Given task
Give back the full material, exactly as it reads.

(Figure collection entries)

-=-=-=-=-

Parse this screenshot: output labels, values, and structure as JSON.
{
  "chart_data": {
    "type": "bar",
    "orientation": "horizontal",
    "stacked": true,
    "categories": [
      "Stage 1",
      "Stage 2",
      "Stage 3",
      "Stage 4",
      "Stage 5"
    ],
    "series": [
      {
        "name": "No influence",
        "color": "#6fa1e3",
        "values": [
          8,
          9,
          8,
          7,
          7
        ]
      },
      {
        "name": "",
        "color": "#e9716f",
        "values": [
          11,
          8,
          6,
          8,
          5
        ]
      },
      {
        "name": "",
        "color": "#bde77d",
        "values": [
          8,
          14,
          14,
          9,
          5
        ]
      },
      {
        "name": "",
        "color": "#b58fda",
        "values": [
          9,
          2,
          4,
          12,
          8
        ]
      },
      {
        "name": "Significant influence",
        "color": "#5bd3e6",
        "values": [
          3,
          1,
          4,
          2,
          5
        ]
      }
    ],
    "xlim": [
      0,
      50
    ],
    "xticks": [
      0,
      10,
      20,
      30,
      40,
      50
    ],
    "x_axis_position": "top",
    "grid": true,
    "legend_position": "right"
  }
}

-=-=-=-=-

Finished exercise
Parse this screenshot: output labels, values, and structure as JSON.
{
  "chart_data": {
    "type": "bar",
    "orientation": "horizontal",
    "stacked": true,
    "categories": [
      "Stage 1",
      "Stage 2",
      "Stage 3",
      "Stage 4",
      "Stage 5"
    ],
    "series": [
      {
        "name": "No influence",
        "color": "#6fa1e3",
        "values": [
          8,
          9,
          8,
          7,
          7
        ]
      },
      {
        "name": "",
        "color": "#e9716f",
        "values": [
          11,
          8,
          6,
          8,
          5
        ]
      },
      {
        "name": "",
        "color": "#bde77d",
        "values": [
          8,
          14,
          14,
          9,
          5
        ]
      },
      {
        "name": "",
        "color": "#b58fda",
        "values": [
          9,
          2,
          4,
          12,
          8
        ]
      },
      {
        "name": "Significant influence",
        "color": "#5bd3e6",
        "values": [
          3,
          1,
          4,
          2,
          5
        ]
      }
    ],
    "xlim": [
      0,
      50
    ],
    "xticks": [
      0,
      10,
      20,
      30,
      40,
      50
    ],
    "x_axis_position": "top",
    "grid": true,
    "legend_position": "right"
  }
}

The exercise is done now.